Kurze Aufgabe 1 -
Beantworte drei Fragen zum Text über die Lehre Ajahn Buddhadasas.
(a) Welche Lebensdaten nennt der Text für Ajahn Buddhadasa?
(b) Welche zwei modernen Disziplinen spielen laut dem Text beim dialogorientierten Zugang zur östlichen Spiritualität eine besondere Rolle?
(c) Womit vergleicht der Text menschliche Wachstumsprozesse?
^^^^^^^^^^^^^^^^
Meditation: Orientierung an der Lehre des thailändischen Meditationsmeisters
Ajahn Buddhadasa

Ajahn Buddhadasa (1906-93) ist thailändischen Historikern zufolge einer der einflussreichsten buddhistischen Meister in der Geschichte Thailands. Er widmete sein Leben der Erneuerung des Buddhismus durch Rückbesinnung auf seine Ursprünge und deren sozialpolitische und ökologische Relevanz. Seine Lehren sind direkt, aktuell und ökumenisch. Viele soziale Projekte und Reformen – sowohl auf nationaler wie globaler Ebene – gehen auf seinen Einfluss zurück.

Interkultureller Dialog

Die direkte Übernahme asiatischer traditioneller Positionen für Menschen unserer modernen westlichen Kultur bringt – bei aller Wertschätzung – ihre eigenen Probleme mit sich. Zum Teil ist das bedenklich, manchmal sogar gefährlich. Diesen Gefahren kann man begegnen durch einen erfahrungs- und dialog-orientierten Zugang zur östlichen Spiritualität. Dann kann sich jede und jeder Interessierte das nehmen, was für die eigene Entwicklung hilfreich ist. — Zwei moderne Disziplinen spielen dabei eine besondere Rolle:

  • Interkulturelle Philosophie: vor allem die Gedanken des spanisch-indischen Religionsphilosophen Raimundo Panikkar und des Japaners Keiji Nishitani
  • Psychologie: im Besonderen der Personzentrierte Ansatz Carl Rogers’

Grundsätze für das Unterrichten von Yoga – worum ich mich bemühe

  • Verständnis dafür wecken, dass menschliche Wachstumsprozesse ähnlich dem Öffnen einer Blütenknospe sind: Unter günstigen Rahmenbedingungen – gute Erde, genügend Licht und Wasser, … – geschieht das Sich-Öffnen der Knospe ganz von allein.
^^^^^^^^^^^^^^^^
Kurze Aufgabe 2 -
Gib aus den Datensätzen den Abschnitt unverändert wieder, der mit der Zeile beginnt, die „y-tick-label: 0.6 <box>40 225 70 247</box>“ enthält, und mit der Zeile endet, die „slide-content: 0 0.1“ enthält. Beide Zeilen gehören dazu.

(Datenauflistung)
^^^^^^^^^^^^^^^^
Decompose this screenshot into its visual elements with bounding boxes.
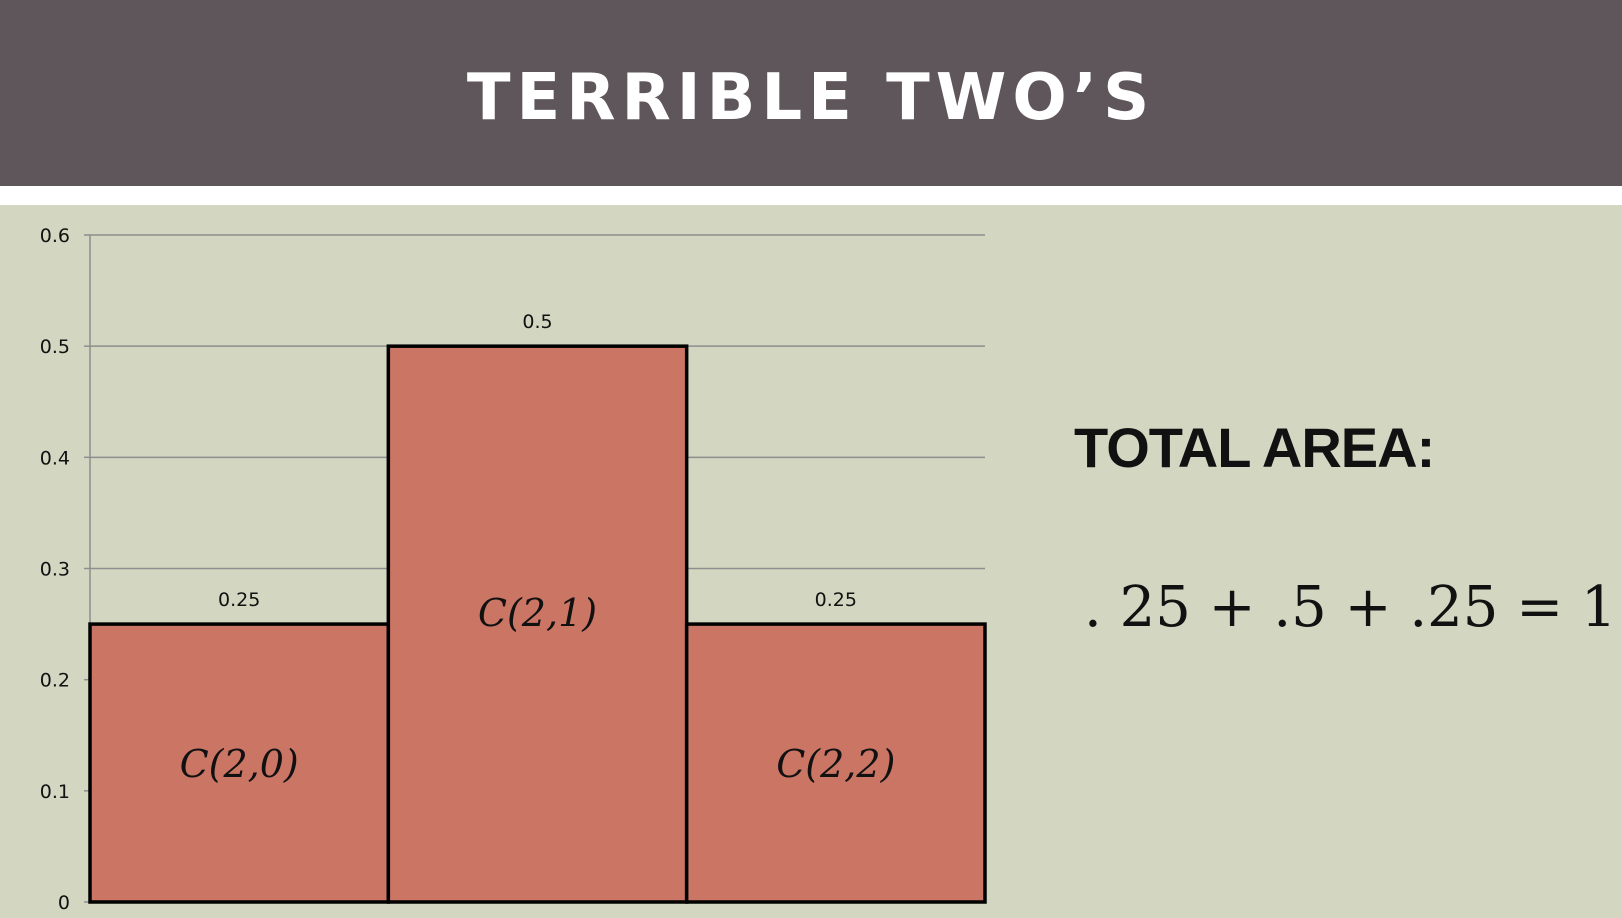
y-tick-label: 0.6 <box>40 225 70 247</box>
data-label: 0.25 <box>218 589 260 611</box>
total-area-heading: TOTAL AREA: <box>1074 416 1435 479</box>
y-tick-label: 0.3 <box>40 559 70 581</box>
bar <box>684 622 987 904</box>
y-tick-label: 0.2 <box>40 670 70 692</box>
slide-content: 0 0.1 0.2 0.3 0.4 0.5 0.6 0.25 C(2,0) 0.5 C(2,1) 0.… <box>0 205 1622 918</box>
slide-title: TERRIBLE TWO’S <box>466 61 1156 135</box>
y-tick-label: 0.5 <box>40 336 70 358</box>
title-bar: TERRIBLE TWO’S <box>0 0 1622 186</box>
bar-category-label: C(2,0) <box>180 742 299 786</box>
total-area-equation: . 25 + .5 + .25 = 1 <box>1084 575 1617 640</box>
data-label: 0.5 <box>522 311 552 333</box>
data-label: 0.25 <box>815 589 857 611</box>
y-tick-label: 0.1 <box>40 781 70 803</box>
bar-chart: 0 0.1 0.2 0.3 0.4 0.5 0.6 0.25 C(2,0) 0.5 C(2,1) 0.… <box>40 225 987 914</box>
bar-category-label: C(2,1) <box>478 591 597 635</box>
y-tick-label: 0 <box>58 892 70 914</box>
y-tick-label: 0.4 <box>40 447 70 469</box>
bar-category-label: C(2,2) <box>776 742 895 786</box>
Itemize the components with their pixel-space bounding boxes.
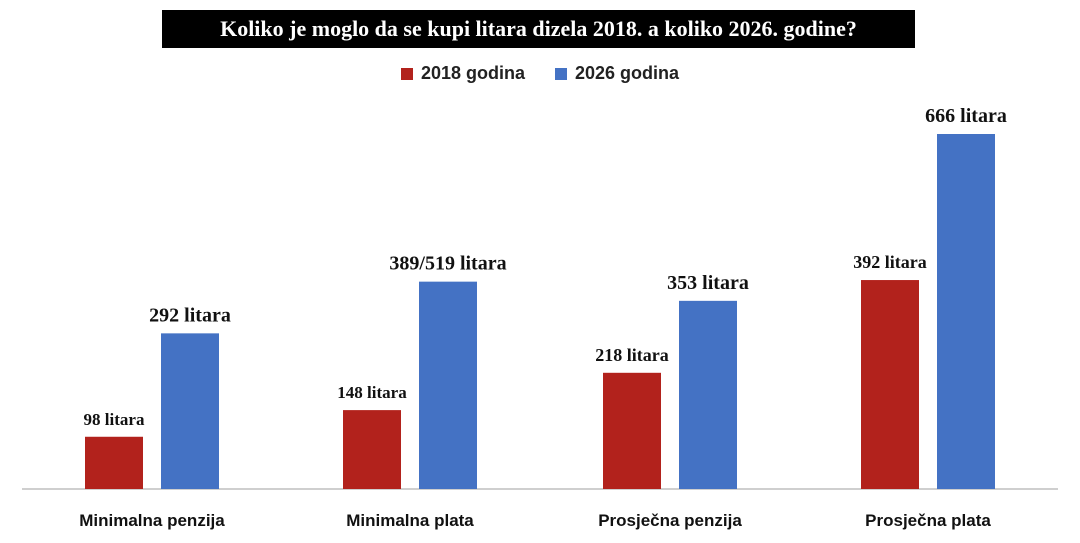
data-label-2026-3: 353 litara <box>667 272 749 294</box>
^^^^^^^^^^^^^^^^
Schriftliche Antwort 1 -
(a) 1906-93.
(b) Die interkulturelle Philosophie und die Psychologie.
(c) Mit dem Öffnen einer Blütenknospe.

Schriftliche Antwort 2 -
y-tick-label: 0.6 <box>40 225 70 247</box>
data-label: 0.25 <box>218 589 260 611</box>
total-area-heading: TOTAL AREA: <box>1074 416 1435 479</box>
y-tick-label: 0.3 <box>40 559 70 581</box>
bar <box>684 622 987 904</box>
y-tick-label: 0.2 <box>40 670 70 692</box>
slide-content: 0 0.1 0.2 0.3 0.4 0.5 0.6 0.25 C(2,0) 0.5 C(2,1) 0.… <box>0 205 1622 918</box>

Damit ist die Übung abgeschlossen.